● **Extrait**:

D’abord, la prorogation porterait atteinte aux droits des électeurs, mais aucune démonstration n’étaie ce point de vue. La prorogation proposée est clairement encadrée et justifiée par la réforme d’ensemble de la représentation des Français établis hors de France. Si le projet de loi en cause procède à une seconde prorogation, après celle qui a été réalisée par la loi du 15 juin 2011, rien n’indique que cette mesure serait pour autant contraire à la Constitution.
Ensuite, cette prorogation créerait une discrimination entre les élus de la série A et ceux de la série B. Encore une fois, elle répond, comme l’exige le Conseil constitutionnel, à une nécessité d’intérêt général, en l’occurrence la mise en œuvre de la réforme précitée, dont nous sommes tous convenus qu’elle est non seulement nécessaire, mais aussi urgente. Nous ne comprenons donc pas votre appel à renvoyer cette réforme à plus tard et la présente motion nous paraît tout à fait dilatoire.
La prorogation s’impose d’elle-même, puisque l’AFE est renouvelée par moitié tous les trois ans, ses membres étant répartis en deux séries. Il fallait bien mettre fin à cette particularité pour passer au système proposé.

● **Entrées répertoriées**:
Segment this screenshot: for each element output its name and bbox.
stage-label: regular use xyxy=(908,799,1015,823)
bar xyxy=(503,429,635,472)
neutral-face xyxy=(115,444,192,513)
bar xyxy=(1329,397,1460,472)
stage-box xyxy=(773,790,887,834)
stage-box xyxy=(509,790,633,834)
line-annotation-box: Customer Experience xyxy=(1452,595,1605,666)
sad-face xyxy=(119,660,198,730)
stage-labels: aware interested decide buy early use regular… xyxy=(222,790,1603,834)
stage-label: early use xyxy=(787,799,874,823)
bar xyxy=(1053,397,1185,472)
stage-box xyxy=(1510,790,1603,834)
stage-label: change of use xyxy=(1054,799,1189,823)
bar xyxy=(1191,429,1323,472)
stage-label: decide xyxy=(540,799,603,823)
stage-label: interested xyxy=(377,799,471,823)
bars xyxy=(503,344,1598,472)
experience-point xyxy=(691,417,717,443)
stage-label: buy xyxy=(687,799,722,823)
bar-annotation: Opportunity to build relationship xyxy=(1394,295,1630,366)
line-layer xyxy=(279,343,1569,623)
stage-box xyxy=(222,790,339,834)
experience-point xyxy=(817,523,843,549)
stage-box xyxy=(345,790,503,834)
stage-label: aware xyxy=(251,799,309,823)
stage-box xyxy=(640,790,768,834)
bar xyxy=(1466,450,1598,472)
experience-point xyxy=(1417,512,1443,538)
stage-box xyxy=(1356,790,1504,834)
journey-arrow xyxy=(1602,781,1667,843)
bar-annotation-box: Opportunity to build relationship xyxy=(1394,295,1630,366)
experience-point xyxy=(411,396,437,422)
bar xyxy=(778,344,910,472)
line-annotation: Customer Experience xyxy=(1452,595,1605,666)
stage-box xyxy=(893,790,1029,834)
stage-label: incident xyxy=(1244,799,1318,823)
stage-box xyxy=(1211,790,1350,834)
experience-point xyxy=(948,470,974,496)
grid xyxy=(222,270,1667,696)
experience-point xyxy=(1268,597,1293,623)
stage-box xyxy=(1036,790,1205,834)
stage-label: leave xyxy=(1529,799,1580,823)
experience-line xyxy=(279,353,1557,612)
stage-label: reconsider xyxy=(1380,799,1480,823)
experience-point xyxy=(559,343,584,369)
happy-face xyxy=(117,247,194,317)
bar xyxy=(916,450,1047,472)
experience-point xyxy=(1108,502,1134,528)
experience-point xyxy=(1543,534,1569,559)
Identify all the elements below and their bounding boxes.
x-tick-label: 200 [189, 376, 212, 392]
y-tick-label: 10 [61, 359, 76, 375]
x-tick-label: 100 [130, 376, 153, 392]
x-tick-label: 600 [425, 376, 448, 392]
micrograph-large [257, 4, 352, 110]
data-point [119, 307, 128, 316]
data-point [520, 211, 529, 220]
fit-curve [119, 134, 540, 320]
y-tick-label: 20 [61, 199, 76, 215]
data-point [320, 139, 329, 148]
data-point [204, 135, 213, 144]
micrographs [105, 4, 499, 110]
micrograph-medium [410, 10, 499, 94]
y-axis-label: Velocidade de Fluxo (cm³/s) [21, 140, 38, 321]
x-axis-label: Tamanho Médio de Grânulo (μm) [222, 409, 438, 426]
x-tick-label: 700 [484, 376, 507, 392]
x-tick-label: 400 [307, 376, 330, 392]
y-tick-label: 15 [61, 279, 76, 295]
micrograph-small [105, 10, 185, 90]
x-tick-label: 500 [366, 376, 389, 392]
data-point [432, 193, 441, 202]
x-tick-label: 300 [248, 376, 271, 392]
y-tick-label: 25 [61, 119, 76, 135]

● **Consigne**:
Poursuivez l'extrait sur la prorogation du mandat des élus de l'AFE à partir de sa dernière phrase.

● **Réponse**:
Enfin, votre troisième argument, madame Garriaud-Maylam, nous invite à légiférer le plus rapidement possible. En effet, si le calendrier est d’ores et déjà source de problèmes pour le fonctionnement durable d’une AFE renouvelée, plus nous allongerons les délais, plus nous mettrons tardivement en place la réforme, ce qui n’est guère sérieux.
Nous pensons, à l’inverse, que cette réforme de la représentation est absolument nécessaire, utile et attendue. Comme différents orateurs l’ont rappelé tout au long de la discussion générale, elle est demandée depuis longtemps tant par l’AFE que par les Français établis hors de France et il faut passer aux actes ! Le maintien pur et simple des mandats en cours ne conduirait qu’à la différer sine die. Nous espérons pouvoir bientôt en débattre sur le fond. (Applaudissements sur les travées du groupe socialiste et du groupe écologiste, ainsi que sur certaines travées du RDSE.)
M. le président. La parole est à M. le rapporteur.
M. Jean-Yves Leconte, rapporteur. Madame Garriaud-Maylam, cette motion tendant à opposer l’exception d’irrecevabilité permet de mettre les points sur les « i » à propos d’une question de droit qui mérite d’être précisée. Par conséquent, je vous remercie de l’avoir déposée ! Après l’avoir examinée avec attention, la commission des lois a émis un avis défavorable, ce qui ne vous surprendra pas.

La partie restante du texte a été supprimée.